What to work on: Keep the pictures out of the copy and print all the entries below exactly.
▼▼▼
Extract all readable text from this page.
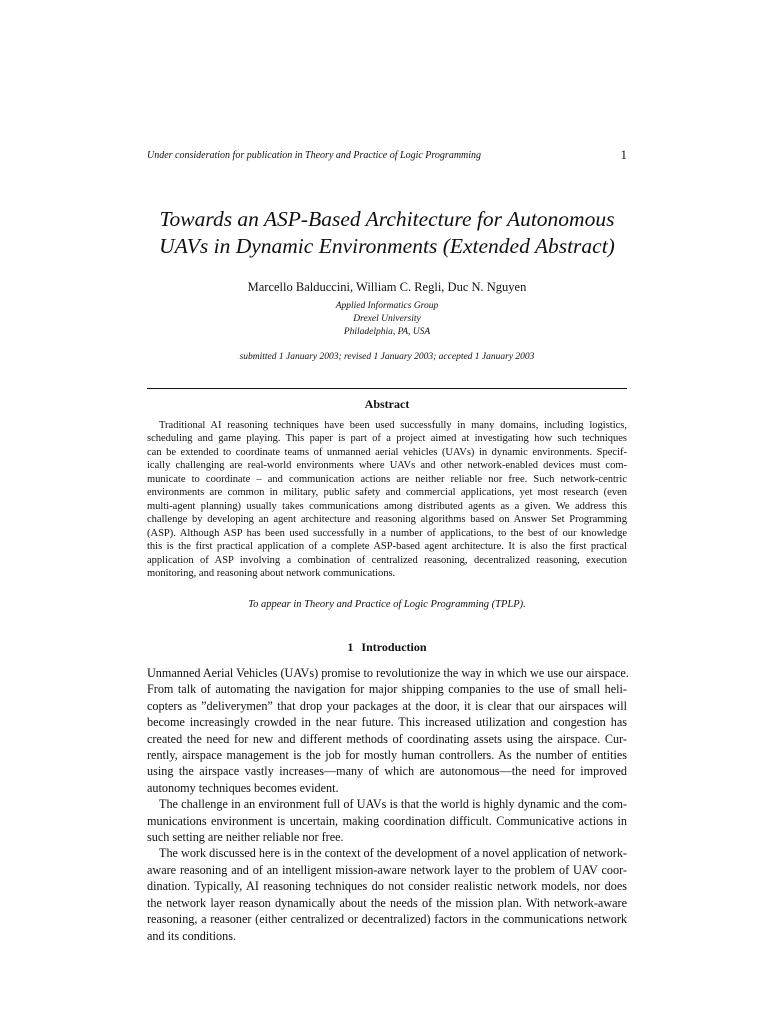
Under consideration for publication in Theory and Practice of Logic Programming	1
Towards an ASP-Based Architecture for Autonomous
UAVs in Dynamic Environments (Extended Abstract)
Marcello Balduccini, William C. Regli, Duc N. Nguyen
Applied Informatics Group
Drexel University
Philadelphia, PA, USA
submitted 1 January 2003; revised 1 January 2003; accepted 1 January 2003
Abstract
Traditional AI reasoning techniques have been used successfully in many domains, including logistics,
scheduling and game playing. This paper is part of a project aimed at investigating how such techniques
can be extended to coordinate teams of unmanned aerial vehicles (UAVs) in dynamic environments. Specif-
ically challenging are real-world environments where UAVs and other network-enabled devices must com-
municate to coordinate – and communication actions are neither reliable nor free. Such network-centric
environments are common in military, public safety and commercial applications, yet most research (even
multi-agent planning) usually takes communications among distributed agents as a given. We address this
challenge by developing an agent architecture and reasoning algorithms based on Answer Set Programming
(ASP). Although ASP has been used successfully in a number of applications, to the best of our knowledge
this is the first practical application of a complete ASP-based agent architecture. It is also the first practical
application of ASP involving a combination of centralized reasoning, decentralized reasoning, execution
monitoring, and reasoning about network communications.
To appear in Theory and Practice of Logic Programming (TPLP).
1 Introduction
Unmanned Aerial Vehicles (UAVs) promise to revolutionize the way in which we use our airspace.
From talk of automating the navigation for major shipping companies to the use of small heli-
copters as ”deliverymen” that drop your packages at the door, it is clear that our airspaces will
become increasingly crowded in the near future. This increased utilization and congestion has
created the need for new and different methods of coordinating assets using the airspace. Cur-
rently, airspace management is the job for mostly human controllers. As the number of entities
using the airspace vastly increases—many of which are autonomous—the need for improved
autonomy techniques becomes evident.
The challenge in an environment full of UAVs is that the world is highly dynamic and the com-
munications environment is uncertain, making coordination difficult. Communicative actions in
such setting are neither reliable nor free.
The work discussed here is in the context of the development of a novel application of network-
aware reasoning and of an intelligent mission-aware network layer to the problem of UAV coor-
dination. Typically, AI reasoning techniques do not consider realistic network models, nor does
the network layer reason dynamically about the needs of the mission plan. With network-aware
reasoning, a reasoner (either centralized or decentralized) factors in the communications network
and its conditions.
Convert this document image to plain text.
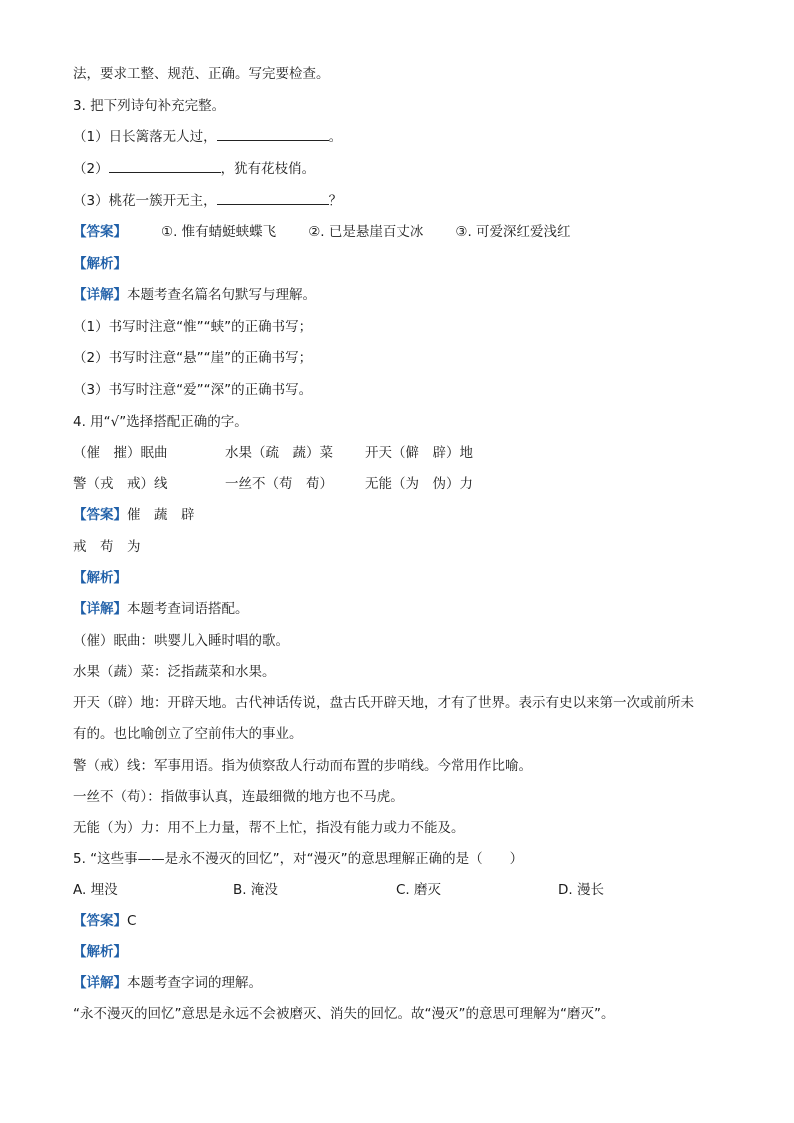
法，要求工整、规范、正确。写完要检查。
3. 把下列诗句补充完整。
（1）日长篱落无人过，	。
（2）	，犹有花枝俏。
（3）桃花一簇开无主，	？
【答案】	①. 惟有蜻蜓蛱蝶飞 ②. 已是悬崖百丈冰 ③. 可爱深红爱浅红
【解析】
【详解】本题考查名篇名句默写与理解。
（1）书写时注意“惟”“蛱”的正确书写；
（2）书写时注意“悬”“崖”的正确书写；
（3）书写时注意“爱”“深”的正确书写。
4. 用“√”选择搭配正确的字。
（催　摧）眠曲	水果（疏　蔬）菜 开天（僻　辟）地
警（戎　戒）线	一丝不（苟　荀） 无能（为　伪）力
【答案】催　蔬　辟
戒　苟　为
【解析】
【详解】本题考查词语搭配。
（催）眠曲：哄婴儿入睡时唱的歌。
水果（蔬）菜：泛指蔬菜和水果。
开天（辟）地：开辟天地。古代神话传说，盘古氏开辟天地，才有了世界。表示有史以来第一次或前所未
有的。也比喻创立了空前伟大的事业。
警（戒）线：军事用语。指为侦察敌人行动而布置的步哨线。今常用作比喻。
一丝不（苟）：指做事认真，连最细微的地方也不马虎。
无能（为）力：用不上力量，帮不上忙，指没有能力或力不能及。
5. “这些事——是永不漫灭的回忆”，对“漫灭”的意思理解正确的是（　　）
A. 埋没	B. 淹没	C. 磨灭	D. 漫长
【答案】C
【解析】
【详解】本题考查字词的理解。
“永不漫灭的回忆”意思是永远不会被磨灭、消失的回忆。故“漫灭”的意思可理解为“磨灭”。
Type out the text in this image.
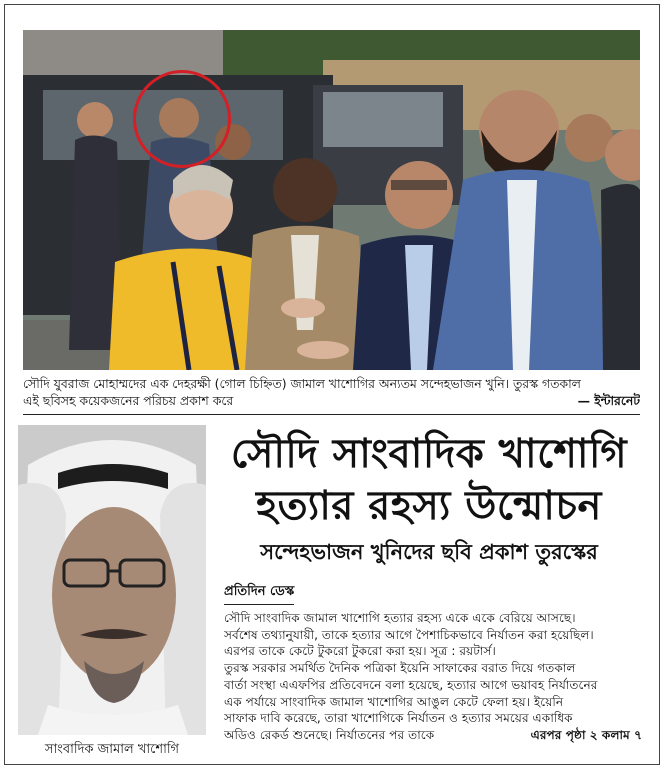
সৌদি যুবরাজ মোহাম্মদের এক দেহরক্ষী (গোল চিহ্নিত) জামাল খাশোগির অন্যতম সন্দেহভাজন খুনি। তুরস্ক গতকাল
— ইন্টারনেট
এই ছবিসহ কয়েকজনের পরিচয় প্রকাশ করে
সাংবাদিক জামাল খাশোগি
সৌদি সাংবাদিক খাশোগি
হত্যার রহস্য উন্মোচন
সন্দেহভাজন খুনিদের ছবি প্রকাশ তুরস্কের
প্রতিদিন ডেস্ক
সৌদি সাংবাদিক জামাল খাশোগি হত্যার রহস্য একে একে বেরিয়ে আসছে।
সর্বশেষ তথ্যানুযায়ী, তাকে হত্যার আগে পৈশাচিকভাবে নির্যাতন করা হয়েছিল।
এরপর তাকে কেটে টুকরো টুকরো করা হয়। সূত্র : রয়টার্স।
তুরস্ক সরকার সমর্থিত দৈনিক পত্রিকা ইয়েনি সাফাকের বরাত দিয়ে গতকাল
বার্তা সংস্থা এএফপির প্রতিবেদনে বলা হয়েছে, হত্যার আগে ভয়াবহ নির্যাতনের
এক পর্যায়ে সাংবাদিক জামাল খাশোগির আঙুল কেটে ফেলা হয়। ইয়েনি
সাফাক দাবি করেছে, তারা খাশোগিকে নির্যাতন ও হত্যার সময়ের একাধিক
এরপর পৃষ্ঠা ২ কলাম ৭
অডিও রেকর্ড শুনেছে। নির্যাতনের পর তাকে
▲▲▲
Complete response:
Extract all readable text from this page.
Under consideration for publication in Theory and Practice of Logic Programming	1
Towards an ASP-Based Architecture for Autonomous
UAVs in Dynamic Environments (Extended Abstract)
Marcello Balduccini, William C. Regli, Duc N. Nguyen
Applied Informatics Group
Drexel University
Philadelphia, PA, USA
submitted 1 January 2003; revised 1 January 2003; accepted 1 January 2003
Abstract
Traditional AI reasoning techniques have been used successfully in many domains, including logistics,
scheduling and game playing. This paper is part of a project aimed at investigating how such techniques
can be extended to coordinate teams of unmanned aerial vehicles (UAVs) in dynamic environments. Specif-
ically challenging are real-world environments where UAVs and other network-enabled devices must com-
municate to coordinate – and communication actions are neither reliable nor free. Such network-centric
environments are common in military, public safety and commercial applications, yet most research (even
multi-agent planning) usually takes communications among distributed agents as a given. We address this
challenge by developing an agent architecture and reasoning algorithms based on Answer Set Programming
(ASP). Although ASP has been used successfully in a number of applications, to the best of our knowledge
this is the first practical application of a complete ASP-based agent architecture. It is also the first practical
application of ASP involving a combination of centralized reasoning, decentralized reasoning, execution
monitoring, and reasoning about network communications.
To appear in Theory and Practice of Logic Programming (TPLP).
1 Introduction
Unmanned Aerial Vehicles (UAVs) promise to revolutionize the way in which we use our airspace.
From talk of automating the navigation for major shipping companies to the use of small heli-
copters as ”deliverymen” that drop your packages at the door, it is clear that our airspaces will
become increasingly crowded in the near future. This increased utilization and congestion has
created the need for new and different methods of coordinating assets using the airspace. Cur-
rently, airspace management is the job for mostly human controllers. As the number of entities
using the airspace vastly increases—many of which are autonomous—the need for improved
autonomy techniques becomes evident.
The challenge in an environment full of UAVs is that the world is highly dynamic and the com-
munications environment is uncertain, making coordination difficult. Communicative actions in
such setting are neither reliable nor free.
The work discussed here is in the context of the development of a novel application of network-
aware reasoning and of an intelligent mission-aware network layer to the problem of UAV coor-
dination. Typically, AI reasoning techniques do not consider realistic network models, nor does
the network layer reason dynamically about the needs of the mission plan. With network-aware
reasoning, a reasoner (either centralized or decentralized) factors in the communications network
and its conditions.
Convert this document image to plain text.
法，要求工整、规范、正确。写完要检查。
3. 把下列诗句补充完整。
（1）日长篱落无人过，	。
（2）	，犹有花枝俏。
（3）桃花一簇开无主，	？
【答案】	①. 惟有蜻蜓蛱蝶飞 ②. 已是悬崖百丈冰 ③. 可爱深红爱浅红
【解析】
【详解】本题考查名篇名句默写与理解。
（1）书写时注意“惟”“蛱”的正确书写；
（2）书写时注意“悬”“崖”的正确书写；
（3）书写时注意“爱”“深”的正确书写。
4. 用“√”选择搭配正确的字。
（催　摧）眠曲	水果（疏　蔬）菜 开天（僻　辟）地
警（戎　戒）线	一丝不（苟　荀） 无能（为　伪）力
【答案】催　蔬　辟
戒　苟　为
【解析】
【详解】本题考查词语搭配。
（催）眠曲：哄婴儿入睡时唱的歌。
水果（蔬）菜：泛指蔬菜和水果。
开天（辟）地：开辟天地。古代神话传说，盘古氏开辟天地，才有了世界。表示有史以来第一次或前所未
有的。也比喻创立了空前伟大的事业。
警（戒）线：军事用语。指为侦察敌人行动而布置的步哨线。今常用作比喻。
一丝不（苟）：指做事认真，连最细微的地方也不马虎。
无能（为）力：用不上力量，帮不上忙，指没有能力或力不能及。
5. “这些事——是永不漫灭的回忆”，对“漫灭”的意思理解正确的是（　　）
A. 埋没	B. 淹没	C. 磨灭	D. 漫长
【答案】C
【解析】
【详解】本题考查字词的理解。
“永不漫灭的回忆”意思是永远不会被磨灭、消失的回忆。故“漫灭”的意思可理解为“磨灭”。
Type out the text in this image.
সৌদি যুবরাজ মোহাম্মদের এক দেহরক্ষী (গোল চিহ্নিত) জামাল খাশোগির অন্যতম সন্দেহভাজন খুনি। তুরস্ক গতকাল
— ইন্টারনেট
এই ছবিসহ কয়েকজনের পরিচয় প্রকাশ করে
সাংবাদিক জামাল খাশোগি
সৌদি সাংবাদিক খাশোগি
হত্যার রহস্য উন্মোচন
সন্দেহভাজন খুনিদের ছবি প্রকাশ তুরস্কের
প্রতিদিন ডেস্ক
সৌদি সাংবাদিক জামাল খাশোগি হত্যার রহস্য একে একে বেরিয়ে আসছে।
সর্বশেষ তথ্যানুযায়ী, তাকে হত্যার আগে পৈশাচিকভাবে নির্যাতন করা হয়েছিল।
এরপর তাকে কেটে টুকরো টুকরো করা হয়। সূত্র : রয়টার্স।
তুরস্ক সরকার সমর্থিত দৈনিক পত্রিকা ইয়েনি সাফাকের বরাত দিয়ে গতকাল
বার্তা সংস্থা এএফপির প্রতিবেদনে বলা হয়েছে, হত্যার আগে ভয়াবহ নির্যাতনের
এক পর্যায়ে সাংবাদিক জামাল খাশোগির আঙুল কেটে ফেলা হয়। ইয়েনি
সাফাক দাবি করেছে, তারা খাশোগিকে নির্যাতন ও হত্যার সময়ের একাধিক
এরপর পৃষ্ঠা ২ কলাম ৭
অডিও রেকর্ড শুনেছে। নির্যাতনের পর তাকে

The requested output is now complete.